Items listed in a dataset
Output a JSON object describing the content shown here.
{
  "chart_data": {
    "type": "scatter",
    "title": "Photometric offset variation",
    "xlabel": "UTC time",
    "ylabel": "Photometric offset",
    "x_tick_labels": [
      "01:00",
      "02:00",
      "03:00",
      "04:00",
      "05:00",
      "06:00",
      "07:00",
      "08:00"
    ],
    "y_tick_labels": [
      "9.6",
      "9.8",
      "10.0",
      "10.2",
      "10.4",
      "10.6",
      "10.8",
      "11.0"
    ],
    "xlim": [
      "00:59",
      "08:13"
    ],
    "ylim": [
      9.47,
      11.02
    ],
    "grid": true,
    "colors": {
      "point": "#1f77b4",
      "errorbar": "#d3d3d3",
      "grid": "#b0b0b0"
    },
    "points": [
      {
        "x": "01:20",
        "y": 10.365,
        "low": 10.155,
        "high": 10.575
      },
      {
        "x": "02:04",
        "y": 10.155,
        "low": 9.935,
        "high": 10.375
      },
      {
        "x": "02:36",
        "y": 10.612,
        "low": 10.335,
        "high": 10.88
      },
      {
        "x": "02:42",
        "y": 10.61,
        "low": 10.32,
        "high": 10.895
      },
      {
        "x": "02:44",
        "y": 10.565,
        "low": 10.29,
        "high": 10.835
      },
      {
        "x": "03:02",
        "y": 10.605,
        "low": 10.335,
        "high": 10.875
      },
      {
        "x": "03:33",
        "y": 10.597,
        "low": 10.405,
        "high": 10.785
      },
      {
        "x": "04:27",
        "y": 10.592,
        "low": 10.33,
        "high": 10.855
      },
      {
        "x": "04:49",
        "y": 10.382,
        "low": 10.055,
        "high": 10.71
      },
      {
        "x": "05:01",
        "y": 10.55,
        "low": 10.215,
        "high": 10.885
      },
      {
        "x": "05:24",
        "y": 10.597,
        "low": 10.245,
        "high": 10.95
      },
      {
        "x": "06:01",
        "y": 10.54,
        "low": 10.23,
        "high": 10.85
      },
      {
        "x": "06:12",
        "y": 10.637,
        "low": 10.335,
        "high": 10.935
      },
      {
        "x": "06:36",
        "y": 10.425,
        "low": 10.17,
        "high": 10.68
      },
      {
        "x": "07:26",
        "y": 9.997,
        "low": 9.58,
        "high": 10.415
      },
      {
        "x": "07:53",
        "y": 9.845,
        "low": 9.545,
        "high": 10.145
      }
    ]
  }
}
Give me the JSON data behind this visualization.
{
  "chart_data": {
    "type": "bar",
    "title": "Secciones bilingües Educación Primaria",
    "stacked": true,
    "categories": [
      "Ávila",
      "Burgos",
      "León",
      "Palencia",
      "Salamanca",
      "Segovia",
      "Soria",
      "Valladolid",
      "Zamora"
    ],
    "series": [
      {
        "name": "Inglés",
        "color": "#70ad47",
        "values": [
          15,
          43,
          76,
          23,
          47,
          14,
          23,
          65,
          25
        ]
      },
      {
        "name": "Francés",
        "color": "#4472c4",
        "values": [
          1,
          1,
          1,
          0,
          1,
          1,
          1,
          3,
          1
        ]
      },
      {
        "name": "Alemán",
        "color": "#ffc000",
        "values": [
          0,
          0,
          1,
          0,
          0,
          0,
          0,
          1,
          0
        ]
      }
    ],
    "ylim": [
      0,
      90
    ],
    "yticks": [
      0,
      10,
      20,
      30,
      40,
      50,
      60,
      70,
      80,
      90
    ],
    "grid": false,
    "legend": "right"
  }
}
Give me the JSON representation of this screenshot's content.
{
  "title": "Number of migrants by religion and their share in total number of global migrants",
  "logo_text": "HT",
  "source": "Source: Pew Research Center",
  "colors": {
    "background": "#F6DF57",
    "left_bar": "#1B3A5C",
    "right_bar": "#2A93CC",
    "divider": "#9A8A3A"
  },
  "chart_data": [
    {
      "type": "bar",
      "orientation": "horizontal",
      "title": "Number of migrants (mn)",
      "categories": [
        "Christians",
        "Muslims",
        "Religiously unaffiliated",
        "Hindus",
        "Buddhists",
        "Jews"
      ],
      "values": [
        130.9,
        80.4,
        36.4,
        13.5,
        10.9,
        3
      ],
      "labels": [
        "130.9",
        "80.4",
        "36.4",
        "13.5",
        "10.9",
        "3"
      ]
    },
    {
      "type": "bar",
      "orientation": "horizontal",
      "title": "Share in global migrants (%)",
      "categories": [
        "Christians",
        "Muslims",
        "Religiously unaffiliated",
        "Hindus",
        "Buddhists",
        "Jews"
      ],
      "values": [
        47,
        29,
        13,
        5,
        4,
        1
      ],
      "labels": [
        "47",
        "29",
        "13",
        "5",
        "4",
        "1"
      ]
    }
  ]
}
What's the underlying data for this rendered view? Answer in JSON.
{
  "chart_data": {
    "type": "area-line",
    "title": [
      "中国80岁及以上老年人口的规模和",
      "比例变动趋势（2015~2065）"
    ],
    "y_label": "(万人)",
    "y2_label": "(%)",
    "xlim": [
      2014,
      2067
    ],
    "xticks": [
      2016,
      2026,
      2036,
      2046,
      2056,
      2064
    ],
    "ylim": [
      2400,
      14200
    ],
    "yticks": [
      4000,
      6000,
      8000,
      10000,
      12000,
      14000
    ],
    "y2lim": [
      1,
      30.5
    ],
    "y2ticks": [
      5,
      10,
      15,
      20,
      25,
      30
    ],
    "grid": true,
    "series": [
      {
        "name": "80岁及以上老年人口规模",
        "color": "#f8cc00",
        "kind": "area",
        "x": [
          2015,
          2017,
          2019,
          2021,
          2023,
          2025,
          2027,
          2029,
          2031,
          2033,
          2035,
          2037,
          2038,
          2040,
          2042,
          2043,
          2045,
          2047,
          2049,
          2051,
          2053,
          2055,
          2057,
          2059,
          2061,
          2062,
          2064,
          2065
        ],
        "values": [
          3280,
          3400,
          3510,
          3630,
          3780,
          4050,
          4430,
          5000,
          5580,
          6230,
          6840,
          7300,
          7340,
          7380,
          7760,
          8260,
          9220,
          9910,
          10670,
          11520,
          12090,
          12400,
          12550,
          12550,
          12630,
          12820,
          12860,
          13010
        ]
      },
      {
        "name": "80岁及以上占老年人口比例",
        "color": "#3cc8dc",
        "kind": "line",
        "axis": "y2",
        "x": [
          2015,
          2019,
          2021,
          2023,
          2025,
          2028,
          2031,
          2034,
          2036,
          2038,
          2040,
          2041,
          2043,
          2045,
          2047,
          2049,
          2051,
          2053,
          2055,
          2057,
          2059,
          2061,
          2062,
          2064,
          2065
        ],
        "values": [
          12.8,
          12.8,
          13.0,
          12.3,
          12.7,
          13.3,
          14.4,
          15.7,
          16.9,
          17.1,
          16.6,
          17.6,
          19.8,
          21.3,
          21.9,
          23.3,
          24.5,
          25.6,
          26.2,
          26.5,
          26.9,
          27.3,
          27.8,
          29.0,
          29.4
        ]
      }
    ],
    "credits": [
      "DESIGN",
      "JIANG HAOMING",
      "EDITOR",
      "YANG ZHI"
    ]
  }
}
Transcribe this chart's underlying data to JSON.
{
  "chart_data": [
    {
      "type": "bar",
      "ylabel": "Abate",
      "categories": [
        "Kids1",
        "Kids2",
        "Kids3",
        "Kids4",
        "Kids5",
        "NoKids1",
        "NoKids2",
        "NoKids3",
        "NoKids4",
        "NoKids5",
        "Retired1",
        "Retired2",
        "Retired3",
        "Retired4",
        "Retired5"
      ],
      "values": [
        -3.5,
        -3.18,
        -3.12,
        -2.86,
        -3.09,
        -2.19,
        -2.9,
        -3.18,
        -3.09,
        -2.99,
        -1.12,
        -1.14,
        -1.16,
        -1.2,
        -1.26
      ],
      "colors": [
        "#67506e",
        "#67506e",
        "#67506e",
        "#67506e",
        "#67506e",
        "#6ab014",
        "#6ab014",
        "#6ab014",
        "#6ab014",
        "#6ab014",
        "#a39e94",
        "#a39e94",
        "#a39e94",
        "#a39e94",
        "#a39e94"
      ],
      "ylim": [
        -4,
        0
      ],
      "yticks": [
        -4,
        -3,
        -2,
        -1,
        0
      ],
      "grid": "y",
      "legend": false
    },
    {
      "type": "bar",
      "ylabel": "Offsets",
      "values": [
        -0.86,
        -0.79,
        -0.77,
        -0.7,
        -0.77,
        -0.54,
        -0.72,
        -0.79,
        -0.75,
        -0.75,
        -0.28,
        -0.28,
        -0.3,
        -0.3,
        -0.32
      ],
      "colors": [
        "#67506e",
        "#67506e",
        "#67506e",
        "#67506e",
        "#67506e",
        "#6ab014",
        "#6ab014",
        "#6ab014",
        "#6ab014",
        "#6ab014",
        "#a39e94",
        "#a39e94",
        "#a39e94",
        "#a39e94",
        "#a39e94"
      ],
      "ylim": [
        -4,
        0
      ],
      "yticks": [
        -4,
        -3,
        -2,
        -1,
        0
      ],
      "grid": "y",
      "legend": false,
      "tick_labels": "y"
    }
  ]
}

Written instruction » Pick each line holding the word "underlying" out of the data and copy it.

Reply to the task »
What's the underlying data for this rendered view? Answer in JSON.
Transcribe this chart's underlying data to JSON.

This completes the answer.